Output a single figure: the number of lines in which the word "актами" appears.

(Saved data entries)
* START *
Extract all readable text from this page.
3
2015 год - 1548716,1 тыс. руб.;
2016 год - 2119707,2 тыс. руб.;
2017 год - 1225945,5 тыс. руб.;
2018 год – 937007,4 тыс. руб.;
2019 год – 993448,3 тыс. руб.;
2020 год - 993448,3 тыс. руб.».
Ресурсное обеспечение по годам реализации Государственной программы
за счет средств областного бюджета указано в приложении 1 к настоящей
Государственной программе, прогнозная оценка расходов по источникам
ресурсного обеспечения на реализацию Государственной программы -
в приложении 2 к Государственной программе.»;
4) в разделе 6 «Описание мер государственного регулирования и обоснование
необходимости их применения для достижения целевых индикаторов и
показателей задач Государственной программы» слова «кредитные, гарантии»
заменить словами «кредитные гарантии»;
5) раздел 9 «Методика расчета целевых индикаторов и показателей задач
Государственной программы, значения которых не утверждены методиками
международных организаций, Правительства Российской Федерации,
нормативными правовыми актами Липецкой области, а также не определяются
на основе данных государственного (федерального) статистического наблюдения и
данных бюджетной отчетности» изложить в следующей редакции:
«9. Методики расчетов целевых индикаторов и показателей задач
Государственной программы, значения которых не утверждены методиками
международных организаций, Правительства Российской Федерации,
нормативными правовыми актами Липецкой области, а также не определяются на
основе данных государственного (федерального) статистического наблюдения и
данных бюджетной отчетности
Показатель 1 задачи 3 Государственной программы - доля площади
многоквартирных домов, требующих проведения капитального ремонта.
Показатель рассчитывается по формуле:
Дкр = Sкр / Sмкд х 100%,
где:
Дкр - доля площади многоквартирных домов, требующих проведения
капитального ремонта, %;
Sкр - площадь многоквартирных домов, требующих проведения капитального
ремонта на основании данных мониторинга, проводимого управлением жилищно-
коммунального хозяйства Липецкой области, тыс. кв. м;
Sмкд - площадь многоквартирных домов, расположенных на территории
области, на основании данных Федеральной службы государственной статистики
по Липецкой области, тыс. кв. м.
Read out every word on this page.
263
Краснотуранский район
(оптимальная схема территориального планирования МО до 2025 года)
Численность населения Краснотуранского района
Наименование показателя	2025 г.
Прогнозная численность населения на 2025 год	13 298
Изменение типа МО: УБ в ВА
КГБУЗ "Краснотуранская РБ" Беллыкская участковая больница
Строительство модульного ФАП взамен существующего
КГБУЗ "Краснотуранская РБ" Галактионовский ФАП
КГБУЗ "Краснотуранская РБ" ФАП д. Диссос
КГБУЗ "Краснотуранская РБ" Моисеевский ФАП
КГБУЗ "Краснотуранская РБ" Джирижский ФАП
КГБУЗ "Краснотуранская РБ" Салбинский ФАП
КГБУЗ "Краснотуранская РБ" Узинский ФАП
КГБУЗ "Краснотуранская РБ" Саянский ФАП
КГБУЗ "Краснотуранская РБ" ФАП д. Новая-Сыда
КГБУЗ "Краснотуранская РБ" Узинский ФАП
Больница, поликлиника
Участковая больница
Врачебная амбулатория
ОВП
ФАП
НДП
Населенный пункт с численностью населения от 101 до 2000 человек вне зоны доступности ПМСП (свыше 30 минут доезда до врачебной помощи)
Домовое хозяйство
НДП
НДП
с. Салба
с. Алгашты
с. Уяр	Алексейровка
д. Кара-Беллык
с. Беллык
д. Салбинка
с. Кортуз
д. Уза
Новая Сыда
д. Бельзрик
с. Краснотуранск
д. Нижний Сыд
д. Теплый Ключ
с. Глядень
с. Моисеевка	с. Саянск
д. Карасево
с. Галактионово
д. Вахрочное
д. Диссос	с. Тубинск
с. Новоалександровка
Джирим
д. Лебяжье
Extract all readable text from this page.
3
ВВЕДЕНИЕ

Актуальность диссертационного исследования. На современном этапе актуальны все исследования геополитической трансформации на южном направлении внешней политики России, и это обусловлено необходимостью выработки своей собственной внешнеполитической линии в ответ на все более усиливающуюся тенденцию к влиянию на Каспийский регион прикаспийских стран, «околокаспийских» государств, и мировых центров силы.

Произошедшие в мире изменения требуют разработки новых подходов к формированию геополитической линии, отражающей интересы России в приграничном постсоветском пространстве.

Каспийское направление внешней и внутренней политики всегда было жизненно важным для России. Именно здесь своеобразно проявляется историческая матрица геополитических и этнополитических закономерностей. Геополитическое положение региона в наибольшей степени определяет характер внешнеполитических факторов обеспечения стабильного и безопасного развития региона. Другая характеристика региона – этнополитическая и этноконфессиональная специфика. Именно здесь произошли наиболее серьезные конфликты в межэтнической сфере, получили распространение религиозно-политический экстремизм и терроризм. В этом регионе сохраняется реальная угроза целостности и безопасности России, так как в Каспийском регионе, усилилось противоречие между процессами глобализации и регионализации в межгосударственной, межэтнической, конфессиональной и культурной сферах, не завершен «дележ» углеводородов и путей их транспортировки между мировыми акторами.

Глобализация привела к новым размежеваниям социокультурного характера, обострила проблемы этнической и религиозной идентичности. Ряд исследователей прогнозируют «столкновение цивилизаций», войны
* END *
Correct output
2